> **PROBLEM REQUIREMENTS**:
State how many lines contain "text", and write nothing except that count.

> **LISTED RECORDS**:
■ ■ ■
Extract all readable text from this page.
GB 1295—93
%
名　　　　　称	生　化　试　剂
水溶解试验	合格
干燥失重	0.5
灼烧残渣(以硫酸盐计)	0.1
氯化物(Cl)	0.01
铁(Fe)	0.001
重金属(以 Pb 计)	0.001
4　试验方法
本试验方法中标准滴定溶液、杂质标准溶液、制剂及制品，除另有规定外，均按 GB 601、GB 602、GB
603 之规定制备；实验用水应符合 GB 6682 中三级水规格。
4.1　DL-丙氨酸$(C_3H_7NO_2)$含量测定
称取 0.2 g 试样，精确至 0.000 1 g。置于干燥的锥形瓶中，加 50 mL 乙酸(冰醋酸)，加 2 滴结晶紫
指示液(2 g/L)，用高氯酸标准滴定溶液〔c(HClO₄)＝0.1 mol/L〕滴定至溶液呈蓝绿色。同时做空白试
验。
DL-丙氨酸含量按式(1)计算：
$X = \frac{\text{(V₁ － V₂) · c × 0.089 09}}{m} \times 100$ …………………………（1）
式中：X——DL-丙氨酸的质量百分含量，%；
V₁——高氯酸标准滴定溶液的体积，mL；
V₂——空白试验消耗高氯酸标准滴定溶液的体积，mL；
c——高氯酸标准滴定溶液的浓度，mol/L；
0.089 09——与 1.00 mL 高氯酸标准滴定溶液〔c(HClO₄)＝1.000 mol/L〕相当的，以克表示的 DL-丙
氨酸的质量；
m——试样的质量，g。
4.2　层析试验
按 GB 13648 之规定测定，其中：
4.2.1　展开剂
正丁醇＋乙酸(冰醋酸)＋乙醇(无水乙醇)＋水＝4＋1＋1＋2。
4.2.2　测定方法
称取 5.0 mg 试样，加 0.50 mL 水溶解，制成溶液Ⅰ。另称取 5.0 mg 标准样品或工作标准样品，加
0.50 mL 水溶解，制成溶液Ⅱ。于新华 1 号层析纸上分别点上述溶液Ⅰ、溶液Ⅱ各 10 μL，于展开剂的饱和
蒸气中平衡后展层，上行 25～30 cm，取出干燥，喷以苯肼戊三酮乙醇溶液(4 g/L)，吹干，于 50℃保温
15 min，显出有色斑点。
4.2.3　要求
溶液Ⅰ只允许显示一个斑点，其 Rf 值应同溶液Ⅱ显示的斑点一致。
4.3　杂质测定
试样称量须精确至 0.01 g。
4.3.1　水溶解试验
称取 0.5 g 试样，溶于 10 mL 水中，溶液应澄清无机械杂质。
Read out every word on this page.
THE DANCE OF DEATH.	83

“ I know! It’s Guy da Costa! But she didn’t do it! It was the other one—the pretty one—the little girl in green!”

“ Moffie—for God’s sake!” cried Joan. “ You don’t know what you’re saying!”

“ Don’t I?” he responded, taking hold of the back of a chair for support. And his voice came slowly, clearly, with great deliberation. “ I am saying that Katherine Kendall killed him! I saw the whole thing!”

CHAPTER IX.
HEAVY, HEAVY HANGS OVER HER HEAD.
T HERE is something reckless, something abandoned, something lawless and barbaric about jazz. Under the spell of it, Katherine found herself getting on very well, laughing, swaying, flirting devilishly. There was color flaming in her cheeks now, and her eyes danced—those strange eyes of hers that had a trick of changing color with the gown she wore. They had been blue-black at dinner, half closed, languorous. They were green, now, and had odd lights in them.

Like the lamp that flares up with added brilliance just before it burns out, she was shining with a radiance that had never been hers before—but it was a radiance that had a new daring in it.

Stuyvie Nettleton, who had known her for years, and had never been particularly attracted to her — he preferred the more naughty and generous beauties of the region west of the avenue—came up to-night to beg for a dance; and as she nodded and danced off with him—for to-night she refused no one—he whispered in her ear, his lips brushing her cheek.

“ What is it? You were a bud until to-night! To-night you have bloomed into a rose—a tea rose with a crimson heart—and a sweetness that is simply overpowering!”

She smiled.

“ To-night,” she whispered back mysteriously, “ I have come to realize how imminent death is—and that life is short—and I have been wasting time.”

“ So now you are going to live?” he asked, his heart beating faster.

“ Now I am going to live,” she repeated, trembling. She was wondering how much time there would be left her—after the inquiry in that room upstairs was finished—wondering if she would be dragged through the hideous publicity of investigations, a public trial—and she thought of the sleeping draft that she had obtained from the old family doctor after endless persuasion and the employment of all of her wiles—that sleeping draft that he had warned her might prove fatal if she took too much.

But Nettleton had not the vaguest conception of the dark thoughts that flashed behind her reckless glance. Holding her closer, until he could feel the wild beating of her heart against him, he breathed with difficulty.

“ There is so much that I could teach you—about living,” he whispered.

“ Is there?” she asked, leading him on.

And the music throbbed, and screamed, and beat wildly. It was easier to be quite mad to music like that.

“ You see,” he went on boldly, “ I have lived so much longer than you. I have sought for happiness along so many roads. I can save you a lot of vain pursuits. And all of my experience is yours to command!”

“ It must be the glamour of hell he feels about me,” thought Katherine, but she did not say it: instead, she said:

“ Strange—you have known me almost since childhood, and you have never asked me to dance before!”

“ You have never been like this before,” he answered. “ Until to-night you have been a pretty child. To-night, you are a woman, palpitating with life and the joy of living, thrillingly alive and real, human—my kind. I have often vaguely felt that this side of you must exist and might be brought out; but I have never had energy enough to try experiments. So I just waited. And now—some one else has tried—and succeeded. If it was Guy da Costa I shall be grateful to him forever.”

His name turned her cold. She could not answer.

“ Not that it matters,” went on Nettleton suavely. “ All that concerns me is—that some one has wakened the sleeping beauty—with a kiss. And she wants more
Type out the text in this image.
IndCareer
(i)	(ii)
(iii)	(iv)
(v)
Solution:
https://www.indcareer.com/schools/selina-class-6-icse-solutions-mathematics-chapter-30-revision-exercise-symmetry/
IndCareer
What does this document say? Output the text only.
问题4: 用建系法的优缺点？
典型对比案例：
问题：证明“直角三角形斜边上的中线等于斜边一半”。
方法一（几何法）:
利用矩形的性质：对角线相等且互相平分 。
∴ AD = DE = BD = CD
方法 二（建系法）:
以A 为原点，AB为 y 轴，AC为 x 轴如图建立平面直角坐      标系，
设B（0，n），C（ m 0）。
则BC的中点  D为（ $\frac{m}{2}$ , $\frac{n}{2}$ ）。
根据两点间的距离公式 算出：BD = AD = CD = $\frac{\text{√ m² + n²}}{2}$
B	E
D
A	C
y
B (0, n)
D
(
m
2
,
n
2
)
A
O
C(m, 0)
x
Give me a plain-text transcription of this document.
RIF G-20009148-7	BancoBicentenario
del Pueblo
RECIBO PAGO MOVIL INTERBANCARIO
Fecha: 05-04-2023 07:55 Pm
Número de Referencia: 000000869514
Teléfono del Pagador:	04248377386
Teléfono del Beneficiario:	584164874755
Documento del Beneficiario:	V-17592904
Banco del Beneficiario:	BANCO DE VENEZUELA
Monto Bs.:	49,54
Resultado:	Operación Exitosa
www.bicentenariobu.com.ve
■ ■ ■
> **RESULT OF THE TASK**:
6